Supreme Court of Arizona

January 4, 1950

STATE
v.
HOOD

The judgment is affirmed.

V. L. Hash, Phoenix, and Virginia Hash, Phoenix, for appellant.

Fred O. Wilson, Attorney General, Maurice Barth, Assistant Attorney General, Chas. Rogers, Assistant Attorney General, Warren L. McCarthy, County Attorney, Phoenix for appellee.

Stanford, Justice. La Prade, C. J., and Udall, Phelps, and De Concini, JJ., concurring.

OPINION

Stanford, Justice.

[69 Ariz. 295] This is an appeal from a conviction and sentence in the Superior Court for the

Page 369

crimes of kidnapping and assault with the intent to commit rape.

The information contained two counts, one for each offense. The crimes were charged to have been committed by defendant on the 11th day of June, 1948. The child involved was a girl of the age of four years. The kidnapping occurred at approximately 3 P.M. near the home of the child northwest of the City of Phoenix. The child at that time was taking some empty coke bottles to a nearby store. Defendant stopped his car and asked the child where she was going and advised her that he would take her and get her a coke. The child got into the car and after taking her to several places in the evening of said date, defendant took her to a remote spot in Papago Park located some six miles east of the City of Phoenix, said place being a desert park. While at the park defendant removed the child's sun-suit and underpants, and unzippered his own trousers and shorts. In a further attempt to carry out the desire on his part, the child cried out and the defendant crawled into the back seat of the car and went to sleep.
###
Requirements
(1) From the Arizona opinion, list every person named as counsel for the appellee.
(2) Rewrite the part of the Arizona opinion that begins at "Fred O. Wilson, Attorney" and ends after "Concini, JJ., concurring.", with "Deputy Attorney General" in place of each "Assistant Attorney General".

Material shown
###
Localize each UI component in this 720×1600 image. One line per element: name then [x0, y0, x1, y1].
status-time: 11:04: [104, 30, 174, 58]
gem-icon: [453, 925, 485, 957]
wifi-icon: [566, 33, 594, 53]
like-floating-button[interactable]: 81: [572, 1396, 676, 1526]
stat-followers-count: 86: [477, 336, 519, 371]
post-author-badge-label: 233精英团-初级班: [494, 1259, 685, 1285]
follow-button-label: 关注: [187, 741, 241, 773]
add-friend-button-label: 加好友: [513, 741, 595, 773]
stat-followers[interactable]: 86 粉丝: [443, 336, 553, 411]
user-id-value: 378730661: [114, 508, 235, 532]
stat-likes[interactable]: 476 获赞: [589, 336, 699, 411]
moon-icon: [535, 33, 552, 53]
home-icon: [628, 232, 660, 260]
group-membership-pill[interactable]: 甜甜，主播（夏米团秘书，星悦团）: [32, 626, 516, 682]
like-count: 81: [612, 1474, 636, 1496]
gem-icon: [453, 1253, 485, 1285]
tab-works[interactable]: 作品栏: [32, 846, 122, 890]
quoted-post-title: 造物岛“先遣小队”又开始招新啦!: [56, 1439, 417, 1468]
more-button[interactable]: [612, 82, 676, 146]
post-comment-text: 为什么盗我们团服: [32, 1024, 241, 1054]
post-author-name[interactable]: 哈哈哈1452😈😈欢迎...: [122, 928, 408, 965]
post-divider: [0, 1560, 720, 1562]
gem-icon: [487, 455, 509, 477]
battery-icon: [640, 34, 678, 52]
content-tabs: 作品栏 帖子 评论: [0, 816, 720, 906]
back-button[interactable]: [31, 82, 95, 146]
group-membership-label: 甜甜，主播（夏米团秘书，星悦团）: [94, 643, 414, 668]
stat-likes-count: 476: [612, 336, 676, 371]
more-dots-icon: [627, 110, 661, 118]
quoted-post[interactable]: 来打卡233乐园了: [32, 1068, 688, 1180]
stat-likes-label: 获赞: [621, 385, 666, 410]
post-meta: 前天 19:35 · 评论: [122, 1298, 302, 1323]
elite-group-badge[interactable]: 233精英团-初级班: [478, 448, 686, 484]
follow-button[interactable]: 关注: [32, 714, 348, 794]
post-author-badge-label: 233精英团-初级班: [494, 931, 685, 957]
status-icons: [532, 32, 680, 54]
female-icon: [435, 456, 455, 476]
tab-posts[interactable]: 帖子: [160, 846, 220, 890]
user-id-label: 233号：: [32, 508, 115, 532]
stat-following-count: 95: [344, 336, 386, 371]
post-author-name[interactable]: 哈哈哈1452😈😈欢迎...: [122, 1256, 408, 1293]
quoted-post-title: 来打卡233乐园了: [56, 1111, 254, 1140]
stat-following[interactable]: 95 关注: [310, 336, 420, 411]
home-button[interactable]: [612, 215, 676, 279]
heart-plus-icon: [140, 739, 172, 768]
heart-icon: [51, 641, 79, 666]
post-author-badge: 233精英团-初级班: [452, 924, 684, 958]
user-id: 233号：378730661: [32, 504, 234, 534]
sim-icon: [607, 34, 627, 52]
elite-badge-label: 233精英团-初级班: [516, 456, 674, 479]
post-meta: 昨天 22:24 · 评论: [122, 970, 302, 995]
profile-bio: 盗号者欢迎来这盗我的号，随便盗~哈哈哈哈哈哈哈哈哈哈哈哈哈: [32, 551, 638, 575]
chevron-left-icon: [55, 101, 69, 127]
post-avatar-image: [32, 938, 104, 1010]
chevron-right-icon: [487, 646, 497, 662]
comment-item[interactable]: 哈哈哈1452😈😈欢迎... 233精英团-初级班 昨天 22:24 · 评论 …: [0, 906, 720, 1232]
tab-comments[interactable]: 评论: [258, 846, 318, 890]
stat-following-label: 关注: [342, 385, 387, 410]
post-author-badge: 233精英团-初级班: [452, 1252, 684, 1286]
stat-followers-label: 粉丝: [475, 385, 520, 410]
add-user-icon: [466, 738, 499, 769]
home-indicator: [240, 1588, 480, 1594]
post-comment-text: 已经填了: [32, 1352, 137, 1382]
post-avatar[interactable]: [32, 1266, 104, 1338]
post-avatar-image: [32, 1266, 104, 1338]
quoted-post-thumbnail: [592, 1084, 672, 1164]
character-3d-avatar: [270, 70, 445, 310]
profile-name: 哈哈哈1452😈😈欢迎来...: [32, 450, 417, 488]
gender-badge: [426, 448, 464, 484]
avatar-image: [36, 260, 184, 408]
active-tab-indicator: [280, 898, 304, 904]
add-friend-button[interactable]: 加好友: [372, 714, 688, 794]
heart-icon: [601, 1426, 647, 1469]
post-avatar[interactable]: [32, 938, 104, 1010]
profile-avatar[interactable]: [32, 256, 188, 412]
###
Answers given
(1) Fred O. Wilson, Maurice Barth, Chas. Rogers, Warren L. McCarthy

(2)
Fred O. Wilson, Attorney General, Maurice Barth, Deputy Attorney General, Chas. Rogers, Deputy Attorney General, Warren L. McCarthy, County Attorney, Phoenix for appellee.

Stanford, Justice. La Prade, C. J., and Udall, Phelps, and De Concini, JJ., concurring.